→ Instruction: Select lines where the word "number" appears.

** BEGIN **

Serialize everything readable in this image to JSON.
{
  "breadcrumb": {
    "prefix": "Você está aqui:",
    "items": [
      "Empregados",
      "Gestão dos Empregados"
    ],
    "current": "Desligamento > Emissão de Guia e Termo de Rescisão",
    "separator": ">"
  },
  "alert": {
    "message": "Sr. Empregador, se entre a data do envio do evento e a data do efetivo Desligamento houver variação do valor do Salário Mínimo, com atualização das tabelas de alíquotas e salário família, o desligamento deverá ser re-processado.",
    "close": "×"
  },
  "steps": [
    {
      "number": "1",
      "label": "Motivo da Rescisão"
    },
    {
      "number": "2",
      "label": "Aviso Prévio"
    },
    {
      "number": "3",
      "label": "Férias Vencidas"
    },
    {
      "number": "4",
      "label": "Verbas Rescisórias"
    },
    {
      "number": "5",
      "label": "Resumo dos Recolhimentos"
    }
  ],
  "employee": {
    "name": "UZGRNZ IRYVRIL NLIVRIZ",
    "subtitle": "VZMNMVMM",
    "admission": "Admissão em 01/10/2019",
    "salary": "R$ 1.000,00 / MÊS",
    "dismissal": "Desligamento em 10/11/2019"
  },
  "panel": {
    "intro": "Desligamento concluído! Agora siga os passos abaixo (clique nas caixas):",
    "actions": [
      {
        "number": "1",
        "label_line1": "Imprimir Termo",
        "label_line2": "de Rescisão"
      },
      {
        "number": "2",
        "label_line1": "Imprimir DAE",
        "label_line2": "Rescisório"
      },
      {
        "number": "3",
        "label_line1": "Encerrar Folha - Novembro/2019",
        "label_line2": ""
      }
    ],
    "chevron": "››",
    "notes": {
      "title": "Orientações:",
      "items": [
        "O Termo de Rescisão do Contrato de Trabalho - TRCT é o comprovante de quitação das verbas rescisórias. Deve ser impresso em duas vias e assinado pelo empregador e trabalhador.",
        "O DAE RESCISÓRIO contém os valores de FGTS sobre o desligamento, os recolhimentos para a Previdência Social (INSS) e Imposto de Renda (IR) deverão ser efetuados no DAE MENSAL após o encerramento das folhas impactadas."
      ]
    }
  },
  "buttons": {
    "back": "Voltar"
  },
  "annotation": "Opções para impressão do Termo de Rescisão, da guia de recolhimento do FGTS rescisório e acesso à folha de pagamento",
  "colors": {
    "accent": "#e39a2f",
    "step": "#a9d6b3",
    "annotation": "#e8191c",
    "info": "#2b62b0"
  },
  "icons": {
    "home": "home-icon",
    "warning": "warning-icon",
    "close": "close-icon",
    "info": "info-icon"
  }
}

** END **

→ Task result:
      "number": "1",
      "number": "2",
      "number": "3",
      "number": "4",
      "number": "5",
        "number": "1",
        "number": "2",
        "number": "3",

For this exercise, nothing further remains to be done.